* _Dataset records_:
## Begin

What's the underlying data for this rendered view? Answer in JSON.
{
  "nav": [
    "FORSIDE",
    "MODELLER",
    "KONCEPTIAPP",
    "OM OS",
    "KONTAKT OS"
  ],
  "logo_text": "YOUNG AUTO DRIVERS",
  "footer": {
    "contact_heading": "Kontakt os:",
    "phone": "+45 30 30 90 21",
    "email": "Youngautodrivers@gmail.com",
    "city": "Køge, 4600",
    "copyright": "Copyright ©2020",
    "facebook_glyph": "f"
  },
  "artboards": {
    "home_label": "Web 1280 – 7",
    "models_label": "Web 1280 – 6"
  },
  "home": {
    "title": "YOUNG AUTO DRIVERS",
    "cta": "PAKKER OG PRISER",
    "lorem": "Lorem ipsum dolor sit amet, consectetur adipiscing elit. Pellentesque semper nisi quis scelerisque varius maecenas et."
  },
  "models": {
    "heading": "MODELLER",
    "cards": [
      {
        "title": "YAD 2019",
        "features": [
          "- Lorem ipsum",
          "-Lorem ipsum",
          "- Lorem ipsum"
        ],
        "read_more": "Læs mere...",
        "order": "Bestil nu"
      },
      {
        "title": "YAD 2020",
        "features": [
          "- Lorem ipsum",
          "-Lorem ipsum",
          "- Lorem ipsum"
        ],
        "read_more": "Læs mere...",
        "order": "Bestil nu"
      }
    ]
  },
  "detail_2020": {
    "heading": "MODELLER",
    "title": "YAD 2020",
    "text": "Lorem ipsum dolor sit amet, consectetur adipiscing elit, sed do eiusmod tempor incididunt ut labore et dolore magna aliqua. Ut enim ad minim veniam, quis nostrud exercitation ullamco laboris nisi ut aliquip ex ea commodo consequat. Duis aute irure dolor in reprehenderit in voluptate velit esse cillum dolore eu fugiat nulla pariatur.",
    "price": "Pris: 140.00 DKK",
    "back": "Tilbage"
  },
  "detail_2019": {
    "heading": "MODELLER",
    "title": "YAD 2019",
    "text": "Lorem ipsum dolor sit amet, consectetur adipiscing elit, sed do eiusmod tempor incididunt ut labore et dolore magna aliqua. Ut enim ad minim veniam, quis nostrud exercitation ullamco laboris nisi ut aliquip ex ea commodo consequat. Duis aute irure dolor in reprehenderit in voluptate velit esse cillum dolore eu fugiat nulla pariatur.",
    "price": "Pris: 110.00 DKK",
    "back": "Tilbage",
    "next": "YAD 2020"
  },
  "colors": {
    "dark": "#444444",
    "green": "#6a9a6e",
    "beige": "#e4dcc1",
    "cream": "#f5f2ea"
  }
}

## End

* _GIVEN INSTRUCTION_:
Output the lines above verbatim and in full.

* _SOLUTION TO THIS PROBLEM_:
What's the underlying data for this rendered view? Answer in JSON.
{
  "nav": [
    "FORSIDE",
    "MODELLER",
    "KONCEPTIAPP",
    "OM OS",
    "KONTAKT OS"
  ],
  "logo_text": "YOUNG AUTO DRIVERS",
  "footer": {
    "contact_heading": "Kontakt os:",
    "phone": "+45 30 30 90 21",
    "email": "Youngautodrivers@gmail.com",
    "city": "Køge, 4600",
    "copyright": "Copyright ©2020",
    "facebook_glyph": "f"
  },
  "artboards": {
    "home_label": "Web 1280 – 7",
    "models_label": "Web 1280 – 6"
  },
  "home": {
    "title": "YOUNG AUTO DRIVERS",
    "cta": "PAKKER OG PRISER",
    "lorem": "Lorem ipsum dolor sit amet, consectetur adipiscing elit. Pellentesque semper nisi quis scelerisque varius maecenas et."
  },
  "models": {
    "heading": "MODELLER",
    "cards": [
      {
        "title": "YAD 2019",
        "features": [
          "- Lorem ipsum",
          "-Lorem ipsum",
          "- Lorem ipsum"
        ],
        "read_more": "Læs mere...",
        "order": "Bestil nu"
      },
      {
        "title": "YAD 2020",
        "features": [
          "- Lorem ipsum",
          "-Lorem ipsum",
          "- Lorem ipsum"
        ],
        "read_more": "Læs mere...",
        "order": "Bestil nu"
      }
    ]
  },
  "detail_2020": {
    "heading": "MODELLER",
    "title": "YAD 2020",
    "text": "Lorem ipsum dolor sit amet, consectetur adipiscing elit, sed do eiusmod tempor incididunt ut labore et dolore magna aliqua. Ut enim ad minim veniam, quis nostrud exercitation ullamco laboris nisi ut aliquip ex ea commodo consequat. Duis aute irure dolor in reprehenderit in voluptate velit esse cillum dolore eu fugiat nulla pariatur.",
    "price": "Pris: 140.00 DKK",
    "back": "Tilbage"
  },
  "detail_2019": {
    "heading": "MODELLER",
    "title": "YAD 2019",
    "text": "Lorem ipsum dolor sit amet, consectetur adipiscing elit, sed do eiusmod tempor incididunt ut labore et dolore magna aliqua. Ut enim ad minim veniam, quis nostrud exercitation ullamco laboris nisi ut aliquip ex ea commodo consequat. Duis aute irure dolor in reprehenderit in voluptate velit esse cillum dolore eu fugiat nulla pariatur.",
    "price": "Pris: 110.00 DKK",
    "back": "Tilbage",
    "next": "YAD 2020"
  },
  "colors": {
    "dark": "#444444",
    "green": "#6a9a6e",
    "beige": "#e4dcc1",
    "cream": "#f5f2ea"
  }
}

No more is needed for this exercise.